Exercise prompt
Give only the number of lines where "name" occurs.

Data items
## begin
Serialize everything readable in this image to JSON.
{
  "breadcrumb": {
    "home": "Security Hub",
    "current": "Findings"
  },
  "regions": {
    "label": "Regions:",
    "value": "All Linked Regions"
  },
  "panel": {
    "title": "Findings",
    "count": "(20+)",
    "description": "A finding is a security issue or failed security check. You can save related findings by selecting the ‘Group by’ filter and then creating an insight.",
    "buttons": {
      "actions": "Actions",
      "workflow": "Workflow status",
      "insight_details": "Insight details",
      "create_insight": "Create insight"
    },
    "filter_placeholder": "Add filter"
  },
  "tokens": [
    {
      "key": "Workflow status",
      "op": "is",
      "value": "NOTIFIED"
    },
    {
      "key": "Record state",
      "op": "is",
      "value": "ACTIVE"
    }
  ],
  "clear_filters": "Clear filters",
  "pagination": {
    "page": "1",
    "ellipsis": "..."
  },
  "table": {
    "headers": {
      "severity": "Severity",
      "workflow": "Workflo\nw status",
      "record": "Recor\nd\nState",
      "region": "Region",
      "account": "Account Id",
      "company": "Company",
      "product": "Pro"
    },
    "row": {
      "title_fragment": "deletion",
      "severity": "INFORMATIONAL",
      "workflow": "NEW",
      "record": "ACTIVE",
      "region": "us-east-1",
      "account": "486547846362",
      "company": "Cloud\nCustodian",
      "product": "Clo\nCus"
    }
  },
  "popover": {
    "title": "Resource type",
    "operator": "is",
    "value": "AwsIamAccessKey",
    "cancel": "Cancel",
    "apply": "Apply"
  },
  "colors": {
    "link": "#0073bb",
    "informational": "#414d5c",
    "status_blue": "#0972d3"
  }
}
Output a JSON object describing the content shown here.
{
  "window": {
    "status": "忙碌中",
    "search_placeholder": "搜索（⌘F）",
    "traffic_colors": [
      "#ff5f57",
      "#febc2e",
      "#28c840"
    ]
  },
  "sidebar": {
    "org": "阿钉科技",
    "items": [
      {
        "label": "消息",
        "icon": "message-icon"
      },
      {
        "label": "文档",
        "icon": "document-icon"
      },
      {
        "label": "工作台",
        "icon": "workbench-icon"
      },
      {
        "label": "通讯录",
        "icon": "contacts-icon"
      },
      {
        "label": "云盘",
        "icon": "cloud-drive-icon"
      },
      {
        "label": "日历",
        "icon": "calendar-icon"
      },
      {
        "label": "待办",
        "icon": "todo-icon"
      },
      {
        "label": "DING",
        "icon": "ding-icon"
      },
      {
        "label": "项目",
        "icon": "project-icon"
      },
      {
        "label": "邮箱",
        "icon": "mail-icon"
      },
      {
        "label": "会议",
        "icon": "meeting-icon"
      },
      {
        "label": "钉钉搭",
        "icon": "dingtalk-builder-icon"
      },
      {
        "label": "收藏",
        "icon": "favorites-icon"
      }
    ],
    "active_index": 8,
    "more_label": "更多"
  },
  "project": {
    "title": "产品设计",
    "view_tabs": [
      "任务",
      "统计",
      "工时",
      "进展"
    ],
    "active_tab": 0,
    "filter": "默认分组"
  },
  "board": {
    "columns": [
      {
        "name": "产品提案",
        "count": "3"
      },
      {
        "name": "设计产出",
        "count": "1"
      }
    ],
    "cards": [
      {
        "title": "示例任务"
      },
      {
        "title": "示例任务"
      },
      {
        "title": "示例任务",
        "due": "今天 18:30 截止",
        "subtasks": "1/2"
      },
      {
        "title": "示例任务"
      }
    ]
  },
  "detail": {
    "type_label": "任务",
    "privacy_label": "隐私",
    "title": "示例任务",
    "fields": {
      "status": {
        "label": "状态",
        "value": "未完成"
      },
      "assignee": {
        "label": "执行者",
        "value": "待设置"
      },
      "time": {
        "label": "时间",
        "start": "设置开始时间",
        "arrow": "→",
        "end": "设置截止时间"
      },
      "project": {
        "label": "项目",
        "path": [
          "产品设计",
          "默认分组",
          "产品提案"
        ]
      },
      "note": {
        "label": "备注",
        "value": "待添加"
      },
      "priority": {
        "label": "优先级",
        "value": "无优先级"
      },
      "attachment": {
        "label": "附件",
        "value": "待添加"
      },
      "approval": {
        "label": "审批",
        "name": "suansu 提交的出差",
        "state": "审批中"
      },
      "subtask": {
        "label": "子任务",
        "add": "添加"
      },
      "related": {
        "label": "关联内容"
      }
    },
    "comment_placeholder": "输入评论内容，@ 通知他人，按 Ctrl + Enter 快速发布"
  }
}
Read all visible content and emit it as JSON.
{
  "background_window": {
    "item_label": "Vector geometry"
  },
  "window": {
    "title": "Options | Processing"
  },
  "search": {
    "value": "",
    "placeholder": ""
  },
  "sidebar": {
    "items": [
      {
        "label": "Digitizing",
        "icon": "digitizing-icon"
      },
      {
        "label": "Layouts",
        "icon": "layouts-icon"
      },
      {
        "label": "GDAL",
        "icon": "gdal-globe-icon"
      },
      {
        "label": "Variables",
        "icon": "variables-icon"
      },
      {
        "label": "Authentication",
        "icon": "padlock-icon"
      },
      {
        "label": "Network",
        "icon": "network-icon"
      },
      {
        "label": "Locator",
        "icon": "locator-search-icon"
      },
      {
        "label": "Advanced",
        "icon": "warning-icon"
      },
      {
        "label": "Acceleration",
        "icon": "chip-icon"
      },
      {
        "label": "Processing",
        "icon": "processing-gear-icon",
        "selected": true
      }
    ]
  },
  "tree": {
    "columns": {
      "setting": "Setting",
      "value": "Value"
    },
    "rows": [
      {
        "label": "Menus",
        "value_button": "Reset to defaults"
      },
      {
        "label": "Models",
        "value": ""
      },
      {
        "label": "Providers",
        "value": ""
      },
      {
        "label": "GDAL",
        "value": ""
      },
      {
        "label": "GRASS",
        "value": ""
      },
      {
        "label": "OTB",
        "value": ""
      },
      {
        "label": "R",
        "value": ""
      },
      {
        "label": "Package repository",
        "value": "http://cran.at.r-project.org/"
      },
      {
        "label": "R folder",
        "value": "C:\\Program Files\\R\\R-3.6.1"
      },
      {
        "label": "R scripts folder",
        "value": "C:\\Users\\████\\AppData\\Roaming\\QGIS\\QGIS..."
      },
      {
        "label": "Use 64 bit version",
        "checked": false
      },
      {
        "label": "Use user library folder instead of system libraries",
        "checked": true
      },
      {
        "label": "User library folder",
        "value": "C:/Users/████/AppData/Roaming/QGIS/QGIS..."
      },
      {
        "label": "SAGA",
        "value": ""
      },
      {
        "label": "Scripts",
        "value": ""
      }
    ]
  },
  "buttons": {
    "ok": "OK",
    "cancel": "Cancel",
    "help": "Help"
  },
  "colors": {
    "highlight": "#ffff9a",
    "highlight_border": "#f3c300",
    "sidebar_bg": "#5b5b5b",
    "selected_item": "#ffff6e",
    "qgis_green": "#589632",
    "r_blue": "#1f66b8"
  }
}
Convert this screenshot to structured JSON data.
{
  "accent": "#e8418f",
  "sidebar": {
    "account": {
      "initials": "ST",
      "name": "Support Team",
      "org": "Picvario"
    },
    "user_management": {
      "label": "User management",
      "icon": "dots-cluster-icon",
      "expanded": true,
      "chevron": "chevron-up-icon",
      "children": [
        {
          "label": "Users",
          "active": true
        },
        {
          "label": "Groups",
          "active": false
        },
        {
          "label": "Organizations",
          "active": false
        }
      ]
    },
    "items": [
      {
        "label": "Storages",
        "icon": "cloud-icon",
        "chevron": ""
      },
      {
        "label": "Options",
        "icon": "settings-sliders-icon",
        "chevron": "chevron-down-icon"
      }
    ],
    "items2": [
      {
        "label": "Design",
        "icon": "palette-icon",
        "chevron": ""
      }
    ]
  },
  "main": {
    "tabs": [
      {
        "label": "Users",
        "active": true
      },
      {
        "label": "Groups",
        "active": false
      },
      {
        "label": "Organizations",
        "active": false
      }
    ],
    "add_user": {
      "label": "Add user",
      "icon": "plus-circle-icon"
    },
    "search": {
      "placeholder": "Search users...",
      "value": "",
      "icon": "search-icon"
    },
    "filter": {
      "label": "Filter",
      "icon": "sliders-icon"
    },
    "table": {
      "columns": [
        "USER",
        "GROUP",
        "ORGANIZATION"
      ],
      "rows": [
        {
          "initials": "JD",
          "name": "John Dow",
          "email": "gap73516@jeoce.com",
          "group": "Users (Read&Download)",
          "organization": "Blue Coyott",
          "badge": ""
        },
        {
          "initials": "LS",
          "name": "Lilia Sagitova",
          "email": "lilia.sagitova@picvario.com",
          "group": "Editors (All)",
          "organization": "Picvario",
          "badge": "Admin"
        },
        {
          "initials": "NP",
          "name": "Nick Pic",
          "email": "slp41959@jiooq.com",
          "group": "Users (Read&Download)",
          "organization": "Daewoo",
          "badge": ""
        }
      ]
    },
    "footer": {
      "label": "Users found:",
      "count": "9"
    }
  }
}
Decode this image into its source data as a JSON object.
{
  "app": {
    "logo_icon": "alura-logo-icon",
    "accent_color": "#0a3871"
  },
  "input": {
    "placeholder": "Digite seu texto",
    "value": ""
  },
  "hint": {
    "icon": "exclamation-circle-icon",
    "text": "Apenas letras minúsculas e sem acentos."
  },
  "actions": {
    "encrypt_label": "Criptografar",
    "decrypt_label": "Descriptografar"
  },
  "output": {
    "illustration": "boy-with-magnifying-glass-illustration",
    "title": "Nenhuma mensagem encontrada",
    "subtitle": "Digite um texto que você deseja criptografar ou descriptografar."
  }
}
## end
Exercise output
7